:: DATA SUPPLIED ::

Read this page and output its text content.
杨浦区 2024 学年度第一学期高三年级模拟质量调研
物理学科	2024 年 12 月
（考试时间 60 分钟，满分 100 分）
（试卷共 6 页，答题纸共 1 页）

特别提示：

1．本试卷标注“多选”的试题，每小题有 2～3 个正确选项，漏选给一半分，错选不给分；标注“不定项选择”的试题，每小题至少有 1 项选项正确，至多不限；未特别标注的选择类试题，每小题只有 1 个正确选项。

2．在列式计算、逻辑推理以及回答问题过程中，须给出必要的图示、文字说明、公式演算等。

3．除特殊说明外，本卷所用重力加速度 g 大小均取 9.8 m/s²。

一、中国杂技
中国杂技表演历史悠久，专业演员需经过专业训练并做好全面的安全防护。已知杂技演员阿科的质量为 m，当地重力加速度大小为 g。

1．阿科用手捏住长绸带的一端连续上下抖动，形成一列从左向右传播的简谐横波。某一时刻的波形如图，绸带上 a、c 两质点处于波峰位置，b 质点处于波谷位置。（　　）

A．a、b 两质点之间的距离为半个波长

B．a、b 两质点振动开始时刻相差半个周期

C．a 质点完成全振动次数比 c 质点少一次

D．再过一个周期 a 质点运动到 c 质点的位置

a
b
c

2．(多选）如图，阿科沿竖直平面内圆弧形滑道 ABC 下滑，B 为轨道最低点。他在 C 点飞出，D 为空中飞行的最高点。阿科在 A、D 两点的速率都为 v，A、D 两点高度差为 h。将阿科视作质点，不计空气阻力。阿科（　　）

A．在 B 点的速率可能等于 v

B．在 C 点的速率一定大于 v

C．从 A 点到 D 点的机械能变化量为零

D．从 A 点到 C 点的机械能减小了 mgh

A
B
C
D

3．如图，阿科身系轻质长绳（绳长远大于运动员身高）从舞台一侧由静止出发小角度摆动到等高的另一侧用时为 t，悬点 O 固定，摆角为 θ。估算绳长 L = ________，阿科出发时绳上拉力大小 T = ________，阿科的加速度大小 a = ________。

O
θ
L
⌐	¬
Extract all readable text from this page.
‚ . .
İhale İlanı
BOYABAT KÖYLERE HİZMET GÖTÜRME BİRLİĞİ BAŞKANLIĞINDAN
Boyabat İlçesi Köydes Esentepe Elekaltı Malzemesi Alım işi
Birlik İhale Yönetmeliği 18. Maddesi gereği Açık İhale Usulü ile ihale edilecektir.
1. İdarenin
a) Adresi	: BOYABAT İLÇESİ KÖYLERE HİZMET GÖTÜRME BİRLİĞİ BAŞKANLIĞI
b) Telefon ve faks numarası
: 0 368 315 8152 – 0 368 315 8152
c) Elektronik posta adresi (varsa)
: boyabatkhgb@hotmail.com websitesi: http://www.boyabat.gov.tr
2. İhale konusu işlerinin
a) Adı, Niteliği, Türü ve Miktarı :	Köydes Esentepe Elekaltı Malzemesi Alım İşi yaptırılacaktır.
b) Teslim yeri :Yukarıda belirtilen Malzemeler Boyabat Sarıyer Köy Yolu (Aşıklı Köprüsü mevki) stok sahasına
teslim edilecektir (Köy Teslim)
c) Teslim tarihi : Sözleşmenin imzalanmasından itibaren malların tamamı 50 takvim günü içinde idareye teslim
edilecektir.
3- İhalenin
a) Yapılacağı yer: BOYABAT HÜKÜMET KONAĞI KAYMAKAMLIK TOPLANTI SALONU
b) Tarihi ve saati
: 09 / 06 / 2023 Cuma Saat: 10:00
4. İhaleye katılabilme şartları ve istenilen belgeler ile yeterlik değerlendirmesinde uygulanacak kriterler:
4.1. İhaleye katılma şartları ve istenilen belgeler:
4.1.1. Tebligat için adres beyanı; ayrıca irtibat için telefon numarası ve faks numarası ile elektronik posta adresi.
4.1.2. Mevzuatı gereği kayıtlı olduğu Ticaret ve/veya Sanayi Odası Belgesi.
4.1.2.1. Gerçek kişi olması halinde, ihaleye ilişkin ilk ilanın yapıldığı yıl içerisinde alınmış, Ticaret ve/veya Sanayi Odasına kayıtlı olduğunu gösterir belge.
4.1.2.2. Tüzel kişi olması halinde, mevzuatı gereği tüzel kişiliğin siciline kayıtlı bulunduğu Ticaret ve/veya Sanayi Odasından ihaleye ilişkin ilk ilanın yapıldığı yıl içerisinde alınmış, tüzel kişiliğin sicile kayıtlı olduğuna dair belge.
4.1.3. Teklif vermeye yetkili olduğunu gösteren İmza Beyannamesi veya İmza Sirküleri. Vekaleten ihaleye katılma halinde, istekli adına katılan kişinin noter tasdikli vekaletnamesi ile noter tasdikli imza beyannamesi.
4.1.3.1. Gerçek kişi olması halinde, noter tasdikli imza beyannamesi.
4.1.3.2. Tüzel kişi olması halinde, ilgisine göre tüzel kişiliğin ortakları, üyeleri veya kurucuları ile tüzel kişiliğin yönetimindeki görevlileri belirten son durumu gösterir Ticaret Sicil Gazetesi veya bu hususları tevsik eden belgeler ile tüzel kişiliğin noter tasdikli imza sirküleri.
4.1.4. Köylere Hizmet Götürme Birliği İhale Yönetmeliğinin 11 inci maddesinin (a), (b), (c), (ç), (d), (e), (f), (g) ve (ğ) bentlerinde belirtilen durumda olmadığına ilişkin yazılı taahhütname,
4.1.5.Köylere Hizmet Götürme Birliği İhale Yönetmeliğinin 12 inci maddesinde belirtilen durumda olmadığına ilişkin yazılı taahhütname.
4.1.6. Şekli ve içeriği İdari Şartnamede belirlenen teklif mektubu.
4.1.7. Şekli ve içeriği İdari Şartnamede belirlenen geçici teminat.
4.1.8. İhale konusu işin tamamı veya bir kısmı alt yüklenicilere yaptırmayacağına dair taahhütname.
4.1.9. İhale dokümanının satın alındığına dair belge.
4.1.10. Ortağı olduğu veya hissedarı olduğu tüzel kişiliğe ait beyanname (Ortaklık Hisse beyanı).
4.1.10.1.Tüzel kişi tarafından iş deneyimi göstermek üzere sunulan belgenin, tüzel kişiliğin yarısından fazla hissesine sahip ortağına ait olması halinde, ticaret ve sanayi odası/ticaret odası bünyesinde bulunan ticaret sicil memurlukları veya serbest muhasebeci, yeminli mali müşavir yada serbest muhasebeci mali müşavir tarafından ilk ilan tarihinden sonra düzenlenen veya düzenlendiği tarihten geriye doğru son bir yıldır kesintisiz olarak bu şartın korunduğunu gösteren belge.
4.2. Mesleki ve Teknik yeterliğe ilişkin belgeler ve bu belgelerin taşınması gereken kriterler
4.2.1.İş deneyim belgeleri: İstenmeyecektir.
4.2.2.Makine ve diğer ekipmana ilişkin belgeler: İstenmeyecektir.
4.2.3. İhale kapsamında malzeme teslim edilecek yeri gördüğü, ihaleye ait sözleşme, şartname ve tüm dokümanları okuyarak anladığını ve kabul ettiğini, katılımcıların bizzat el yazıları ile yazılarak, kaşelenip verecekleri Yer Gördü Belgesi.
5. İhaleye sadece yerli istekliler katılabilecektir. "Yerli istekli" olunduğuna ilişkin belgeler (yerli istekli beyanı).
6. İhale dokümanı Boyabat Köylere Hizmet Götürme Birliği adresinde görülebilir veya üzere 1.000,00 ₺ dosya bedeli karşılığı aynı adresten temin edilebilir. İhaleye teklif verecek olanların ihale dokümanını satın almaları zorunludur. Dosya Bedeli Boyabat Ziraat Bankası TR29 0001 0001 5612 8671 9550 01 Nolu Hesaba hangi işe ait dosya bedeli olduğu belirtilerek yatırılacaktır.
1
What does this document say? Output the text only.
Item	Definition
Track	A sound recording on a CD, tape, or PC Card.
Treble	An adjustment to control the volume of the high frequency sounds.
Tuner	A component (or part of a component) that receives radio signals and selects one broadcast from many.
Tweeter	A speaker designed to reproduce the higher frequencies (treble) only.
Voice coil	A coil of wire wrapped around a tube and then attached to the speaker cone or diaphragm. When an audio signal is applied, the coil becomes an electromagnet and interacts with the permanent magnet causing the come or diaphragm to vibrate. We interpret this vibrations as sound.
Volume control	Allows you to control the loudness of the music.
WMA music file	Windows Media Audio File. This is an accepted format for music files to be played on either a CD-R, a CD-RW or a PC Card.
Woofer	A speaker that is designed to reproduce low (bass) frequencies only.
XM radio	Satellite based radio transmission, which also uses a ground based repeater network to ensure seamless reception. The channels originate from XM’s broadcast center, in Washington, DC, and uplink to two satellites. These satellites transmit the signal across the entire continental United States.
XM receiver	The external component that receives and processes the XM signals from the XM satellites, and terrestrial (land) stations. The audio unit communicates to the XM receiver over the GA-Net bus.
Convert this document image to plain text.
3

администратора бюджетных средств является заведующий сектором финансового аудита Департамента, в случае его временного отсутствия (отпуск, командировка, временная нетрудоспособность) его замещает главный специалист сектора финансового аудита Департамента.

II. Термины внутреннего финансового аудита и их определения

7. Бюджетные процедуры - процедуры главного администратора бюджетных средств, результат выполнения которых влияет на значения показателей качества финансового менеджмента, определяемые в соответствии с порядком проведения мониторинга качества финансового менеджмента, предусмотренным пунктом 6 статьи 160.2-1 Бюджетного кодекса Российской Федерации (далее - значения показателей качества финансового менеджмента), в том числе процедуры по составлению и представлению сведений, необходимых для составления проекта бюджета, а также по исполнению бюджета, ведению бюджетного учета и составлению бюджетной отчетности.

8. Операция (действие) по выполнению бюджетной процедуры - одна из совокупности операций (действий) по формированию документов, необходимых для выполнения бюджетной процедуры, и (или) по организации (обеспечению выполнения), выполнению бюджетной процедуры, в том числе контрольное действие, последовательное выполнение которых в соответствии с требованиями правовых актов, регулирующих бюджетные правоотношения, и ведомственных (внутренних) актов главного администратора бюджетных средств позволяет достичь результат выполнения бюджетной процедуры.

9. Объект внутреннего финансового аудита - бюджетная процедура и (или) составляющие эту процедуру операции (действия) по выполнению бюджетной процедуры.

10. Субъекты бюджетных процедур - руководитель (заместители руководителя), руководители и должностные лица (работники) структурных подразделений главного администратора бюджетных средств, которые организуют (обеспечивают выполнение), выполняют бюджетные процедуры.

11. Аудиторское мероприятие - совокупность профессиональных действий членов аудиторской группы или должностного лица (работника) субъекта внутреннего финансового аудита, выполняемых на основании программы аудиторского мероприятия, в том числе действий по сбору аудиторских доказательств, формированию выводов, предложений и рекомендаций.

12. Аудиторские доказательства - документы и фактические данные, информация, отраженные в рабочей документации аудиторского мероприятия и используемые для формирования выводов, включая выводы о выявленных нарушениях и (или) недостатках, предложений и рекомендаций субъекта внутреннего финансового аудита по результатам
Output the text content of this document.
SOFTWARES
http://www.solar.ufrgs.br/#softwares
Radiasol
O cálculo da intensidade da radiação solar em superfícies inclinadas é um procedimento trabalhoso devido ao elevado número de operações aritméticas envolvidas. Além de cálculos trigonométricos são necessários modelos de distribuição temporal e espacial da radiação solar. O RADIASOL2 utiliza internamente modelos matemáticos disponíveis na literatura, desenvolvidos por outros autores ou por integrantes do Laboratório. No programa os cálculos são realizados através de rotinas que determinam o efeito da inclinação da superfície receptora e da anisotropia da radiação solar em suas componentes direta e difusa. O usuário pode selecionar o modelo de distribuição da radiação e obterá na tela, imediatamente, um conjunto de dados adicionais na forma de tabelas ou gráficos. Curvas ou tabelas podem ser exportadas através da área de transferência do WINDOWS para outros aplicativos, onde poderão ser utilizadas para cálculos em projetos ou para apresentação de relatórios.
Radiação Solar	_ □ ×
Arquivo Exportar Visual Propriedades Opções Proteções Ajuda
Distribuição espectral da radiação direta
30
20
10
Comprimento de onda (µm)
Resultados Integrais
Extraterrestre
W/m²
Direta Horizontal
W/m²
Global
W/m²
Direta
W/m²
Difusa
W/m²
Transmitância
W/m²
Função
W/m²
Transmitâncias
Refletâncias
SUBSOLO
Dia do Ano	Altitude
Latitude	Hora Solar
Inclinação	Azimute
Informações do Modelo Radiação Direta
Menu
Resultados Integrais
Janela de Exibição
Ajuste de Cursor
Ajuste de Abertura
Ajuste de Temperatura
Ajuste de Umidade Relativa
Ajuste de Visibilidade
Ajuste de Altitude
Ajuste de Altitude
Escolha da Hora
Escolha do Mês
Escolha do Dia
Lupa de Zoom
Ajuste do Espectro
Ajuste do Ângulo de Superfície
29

:::

### YOUR OBJECTIVE
From the records above, copy every line that holds the word "İhaleye".

### FULL ANSWER
4. İhaleye katılabilme şartları ve istenilen belgeler ile yeterlik değerlendirmesinde uygulanacak kriterler:
4.1. İhaleye katılma şartları ve istenilen belgeler:
5. İhaleye sadece yerli istekliler katılabilecektir. "Yerli istekli" olunduğuna ilişkin belgeler (yerli istekli beyanı).
6. İhale dokümanı Boyabat Köylere Hizmet Götürme Birliği adresinde görülebilir veya üzere 1.000,00 ₺ dosya bedeli karşılığı aynı adresten temin edilebilir. İhaleye teklif verecek olanların ihale dokümanını satın almaları zorunludur. Dosya Bedeli Boyabat Ziraat Bankası TR29 0001 0001 5612 8671 9550 01 Nolu Hesaba hangi işe ait dosya bedeli olduğu belirtilerek yatırılacaktır.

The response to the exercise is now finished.